──────── Input material ────────

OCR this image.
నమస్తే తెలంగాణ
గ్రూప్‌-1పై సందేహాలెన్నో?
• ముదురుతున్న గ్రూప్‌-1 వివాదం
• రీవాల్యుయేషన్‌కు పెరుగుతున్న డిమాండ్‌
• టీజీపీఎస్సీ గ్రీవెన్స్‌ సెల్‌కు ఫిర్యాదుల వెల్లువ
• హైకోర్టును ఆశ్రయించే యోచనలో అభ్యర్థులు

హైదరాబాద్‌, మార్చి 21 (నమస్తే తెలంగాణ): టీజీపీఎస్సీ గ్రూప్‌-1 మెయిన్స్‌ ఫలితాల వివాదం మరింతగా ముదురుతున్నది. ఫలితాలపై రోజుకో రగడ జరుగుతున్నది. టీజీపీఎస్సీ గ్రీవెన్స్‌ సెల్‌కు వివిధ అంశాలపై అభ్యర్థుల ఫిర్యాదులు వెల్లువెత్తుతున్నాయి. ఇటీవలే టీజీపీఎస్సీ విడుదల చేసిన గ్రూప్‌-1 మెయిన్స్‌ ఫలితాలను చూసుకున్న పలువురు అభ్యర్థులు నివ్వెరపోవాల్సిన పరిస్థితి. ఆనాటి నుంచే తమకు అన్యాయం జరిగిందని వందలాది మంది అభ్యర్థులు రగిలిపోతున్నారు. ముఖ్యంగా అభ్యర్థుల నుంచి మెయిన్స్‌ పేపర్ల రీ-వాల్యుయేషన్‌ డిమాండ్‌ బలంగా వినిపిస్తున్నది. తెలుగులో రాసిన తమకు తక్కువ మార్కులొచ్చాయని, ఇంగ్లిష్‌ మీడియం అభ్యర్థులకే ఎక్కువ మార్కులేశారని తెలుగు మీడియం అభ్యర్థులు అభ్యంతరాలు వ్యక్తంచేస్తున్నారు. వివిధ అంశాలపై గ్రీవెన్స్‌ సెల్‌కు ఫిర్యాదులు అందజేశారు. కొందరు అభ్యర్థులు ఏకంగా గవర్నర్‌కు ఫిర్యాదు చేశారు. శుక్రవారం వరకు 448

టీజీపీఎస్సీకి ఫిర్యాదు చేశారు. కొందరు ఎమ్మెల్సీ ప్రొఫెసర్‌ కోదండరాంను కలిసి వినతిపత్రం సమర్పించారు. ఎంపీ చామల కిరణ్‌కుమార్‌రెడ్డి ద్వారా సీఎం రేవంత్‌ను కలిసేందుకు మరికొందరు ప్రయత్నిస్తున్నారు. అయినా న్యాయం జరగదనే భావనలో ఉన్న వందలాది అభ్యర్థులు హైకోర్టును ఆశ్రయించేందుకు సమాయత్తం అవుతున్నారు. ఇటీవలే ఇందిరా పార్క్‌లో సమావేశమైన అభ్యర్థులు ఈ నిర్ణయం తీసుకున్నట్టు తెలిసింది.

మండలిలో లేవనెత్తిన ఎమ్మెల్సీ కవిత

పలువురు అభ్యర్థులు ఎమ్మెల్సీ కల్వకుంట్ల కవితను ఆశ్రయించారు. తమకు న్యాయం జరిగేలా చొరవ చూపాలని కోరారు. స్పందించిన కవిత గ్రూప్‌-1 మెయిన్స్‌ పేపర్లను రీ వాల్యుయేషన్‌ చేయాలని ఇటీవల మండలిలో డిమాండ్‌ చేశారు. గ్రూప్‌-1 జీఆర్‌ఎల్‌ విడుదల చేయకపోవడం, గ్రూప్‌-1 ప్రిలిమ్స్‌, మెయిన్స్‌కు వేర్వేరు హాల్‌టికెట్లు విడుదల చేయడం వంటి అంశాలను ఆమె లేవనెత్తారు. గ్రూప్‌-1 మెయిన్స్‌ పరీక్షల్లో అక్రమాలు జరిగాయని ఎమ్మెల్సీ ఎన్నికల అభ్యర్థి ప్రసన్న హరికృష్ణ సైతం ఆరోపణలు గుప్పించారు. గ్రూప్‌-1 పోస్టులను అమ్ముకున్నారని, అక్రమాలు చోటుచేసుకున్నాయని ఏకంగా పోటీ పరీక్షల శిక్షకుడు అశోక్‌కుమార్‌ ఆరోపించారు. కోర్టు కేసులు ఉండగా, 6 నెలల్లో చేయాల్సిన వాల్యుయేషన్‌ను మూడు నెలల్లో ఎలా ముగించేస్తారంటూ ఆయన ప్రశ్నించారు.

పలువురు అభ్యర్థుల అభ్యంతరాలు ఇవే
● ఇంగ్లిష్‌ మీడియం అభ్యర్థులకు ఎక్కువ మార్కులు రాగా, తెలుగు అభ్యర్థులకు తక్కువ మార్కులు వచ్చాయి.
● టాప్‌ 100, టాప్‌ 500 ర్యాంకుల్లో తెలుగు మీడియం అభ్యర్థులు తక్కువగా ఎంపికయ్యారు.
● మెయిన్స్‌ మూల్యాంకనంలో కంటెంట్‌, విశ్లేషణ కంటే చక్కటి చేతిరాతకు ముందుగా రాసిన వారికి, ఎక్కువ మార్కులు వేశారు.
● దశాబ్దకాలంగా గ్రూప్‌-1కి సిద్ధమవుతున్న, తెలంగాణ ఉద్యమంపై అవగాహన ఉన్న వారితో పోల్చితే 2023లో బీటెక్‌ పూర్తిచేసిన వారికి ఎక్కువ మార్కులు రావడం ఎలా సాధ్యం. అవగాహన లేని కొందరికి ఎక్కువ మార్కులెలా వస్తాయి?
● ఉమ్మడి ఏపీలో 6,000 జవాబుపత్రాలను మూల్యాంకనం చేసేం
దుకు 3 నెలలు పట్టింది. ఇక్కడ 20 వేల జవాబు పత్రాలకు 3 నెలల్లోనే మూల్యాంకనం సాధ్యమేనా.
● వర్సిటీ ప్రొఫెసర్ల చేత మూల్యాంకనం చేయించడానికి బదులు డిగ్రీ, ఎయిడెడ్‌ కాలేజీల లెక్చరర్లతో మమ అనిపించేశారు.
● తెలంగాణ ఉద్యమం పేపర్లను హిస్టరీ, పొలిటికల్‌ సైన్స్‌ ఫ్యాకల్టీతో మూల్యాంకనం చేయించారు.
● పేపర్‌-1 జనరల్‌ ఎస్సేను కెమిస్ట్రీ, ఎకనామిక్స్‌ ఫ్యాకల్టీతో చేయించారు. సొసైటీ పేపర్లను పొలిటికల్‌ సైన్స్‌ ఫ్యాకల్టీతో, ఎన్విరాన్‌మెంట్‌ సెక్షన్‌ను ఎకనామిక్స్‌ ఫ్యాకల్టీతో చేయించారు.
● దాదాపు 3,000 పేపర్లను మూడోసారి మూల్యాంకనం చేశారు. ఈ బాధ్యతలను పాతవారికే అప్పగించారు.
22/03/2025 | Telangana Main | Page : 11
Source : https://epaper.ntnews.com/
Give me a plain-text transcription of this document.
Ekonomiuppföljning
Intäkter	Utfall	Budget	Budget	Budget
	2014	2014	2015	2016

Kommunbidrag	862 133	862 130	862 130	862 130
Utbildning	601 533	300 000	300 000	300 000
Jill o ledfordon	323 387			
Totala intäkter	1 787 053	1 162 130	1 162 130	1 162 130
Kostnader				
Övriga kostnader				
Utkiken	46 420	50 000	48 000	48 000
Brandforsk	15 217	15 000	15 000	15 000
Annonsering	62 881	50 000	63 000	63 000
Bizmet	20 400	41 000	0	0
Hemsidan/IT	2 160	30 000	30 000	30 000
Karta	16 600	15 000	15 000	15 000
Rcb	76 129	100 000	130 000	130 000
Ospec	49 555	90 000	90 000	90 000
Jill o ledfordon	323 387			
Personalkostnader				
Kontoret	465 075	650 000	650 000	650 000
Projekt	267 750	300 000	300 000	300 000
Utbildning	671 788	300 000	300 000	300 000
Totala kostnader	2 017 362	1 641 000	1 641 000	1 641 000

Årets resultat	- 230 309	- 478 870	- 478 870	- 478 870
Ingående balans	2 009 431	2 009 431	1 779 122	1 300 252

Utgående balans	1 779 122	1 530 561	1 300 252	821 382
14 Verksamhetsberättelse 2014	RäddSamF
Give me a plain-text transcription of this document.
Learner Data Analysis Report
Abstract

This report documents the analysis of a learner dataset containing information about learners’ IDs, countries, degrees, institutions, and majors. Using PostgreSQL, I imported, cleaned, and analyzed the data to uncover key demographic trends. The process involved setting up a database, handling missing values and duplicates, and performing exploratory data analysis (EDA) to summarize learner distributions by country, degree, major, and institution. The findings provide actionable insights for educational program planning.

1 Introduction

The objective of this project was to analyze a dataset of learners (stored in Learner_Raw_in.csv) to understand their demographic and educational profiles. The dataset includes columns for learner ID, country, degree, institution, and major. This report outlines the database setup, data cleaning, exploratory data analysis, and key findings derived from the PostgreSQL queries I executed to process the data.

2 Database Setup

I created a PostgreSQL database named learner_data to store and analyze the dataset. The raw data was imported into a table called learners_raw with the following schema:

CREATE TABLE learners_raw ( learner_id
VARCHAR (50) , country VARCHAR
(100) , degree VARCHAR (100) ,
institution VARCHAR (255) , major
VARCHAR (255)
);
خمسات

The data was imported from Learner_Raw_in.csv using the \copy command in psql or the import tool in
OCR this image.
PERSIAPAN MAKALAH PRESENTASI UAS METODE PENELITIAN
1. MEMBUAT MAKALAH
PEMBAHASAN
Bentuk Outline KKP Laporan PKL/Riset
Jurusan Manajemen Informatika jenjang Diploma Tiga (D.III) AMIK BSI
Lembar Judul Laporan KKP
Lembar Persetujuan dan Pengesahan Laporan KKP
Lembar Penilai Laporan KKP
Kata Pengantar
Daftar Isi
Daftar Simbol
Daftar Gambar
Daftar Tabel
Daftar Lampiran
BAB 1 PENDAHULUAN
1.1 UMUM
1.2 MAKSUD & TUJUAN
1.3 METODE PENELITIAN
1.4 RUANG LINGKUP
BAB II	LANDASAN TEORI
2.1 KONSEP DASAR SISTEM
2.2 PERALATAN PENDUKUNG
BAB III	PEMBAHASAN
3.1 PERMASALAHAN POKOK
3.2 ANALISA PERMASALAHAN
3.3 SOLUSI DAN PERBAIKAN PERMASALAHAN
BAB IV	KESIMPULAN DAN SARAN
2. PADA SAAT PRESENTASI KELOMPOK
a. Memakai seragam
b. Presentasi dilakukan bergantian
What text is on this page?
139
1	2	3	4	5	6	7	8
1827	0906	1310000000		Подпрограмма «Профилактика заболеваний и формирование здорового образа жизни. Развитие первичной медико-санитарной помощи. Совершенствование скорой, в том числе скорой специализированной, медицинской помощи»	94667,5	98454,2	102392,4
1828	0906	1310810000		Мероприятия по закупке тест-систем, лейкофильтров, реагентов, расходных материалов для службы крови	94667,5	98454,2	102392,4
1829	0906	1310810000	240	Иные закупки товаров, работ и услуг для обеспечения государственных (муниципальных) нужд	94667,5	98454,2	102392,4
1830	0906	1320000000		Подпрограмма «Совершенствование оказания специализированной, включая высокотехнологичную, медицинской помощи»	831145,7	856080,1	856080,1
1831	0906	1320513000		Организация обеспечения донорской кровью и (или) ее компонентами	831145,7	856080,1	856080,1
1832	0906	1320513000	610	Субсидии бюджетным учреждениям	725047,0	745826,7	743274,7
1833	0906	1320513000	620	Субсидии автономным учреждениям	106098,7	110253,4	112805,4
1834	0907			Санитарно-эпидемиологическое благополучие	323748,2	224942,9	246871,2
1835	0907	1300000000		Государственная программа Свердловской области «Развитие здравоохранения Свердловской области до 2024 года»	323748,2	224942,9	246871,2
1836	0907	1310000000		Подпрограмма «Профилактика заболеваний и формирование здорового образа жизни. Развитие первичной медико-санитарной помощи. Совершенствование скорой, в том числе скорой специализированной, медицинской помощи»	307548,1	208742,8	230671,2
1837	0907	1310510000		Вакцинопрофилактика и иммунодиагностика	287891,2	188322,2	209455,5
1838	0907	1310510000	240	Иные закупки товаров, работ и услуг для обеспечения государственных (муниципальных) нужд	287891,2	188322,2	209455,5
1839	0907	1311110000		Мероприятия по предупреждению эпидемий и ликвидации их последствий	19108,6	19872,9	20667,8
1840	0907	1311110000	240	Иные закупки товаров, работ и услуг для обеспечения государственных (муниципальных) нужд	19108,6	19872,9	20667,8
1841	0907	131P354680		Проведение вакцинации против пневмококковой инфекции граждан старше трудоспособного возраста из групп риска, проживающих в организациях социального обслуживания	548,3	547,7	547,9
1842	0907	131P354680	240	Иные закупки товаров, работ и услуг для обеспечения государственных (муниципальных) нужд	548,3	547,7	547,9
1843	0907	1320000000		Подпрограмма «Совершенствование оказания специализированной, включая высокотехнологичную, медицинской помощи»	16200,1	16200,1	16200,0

────────

Task to carry out »
Scan the material above for the string "PENELITIAN" and report each line where you find it.

The result »
PERSIAPAN MAKALAH PRESENTASI UAS METODE PENELITIAN
1.3 METODE PENELITIAN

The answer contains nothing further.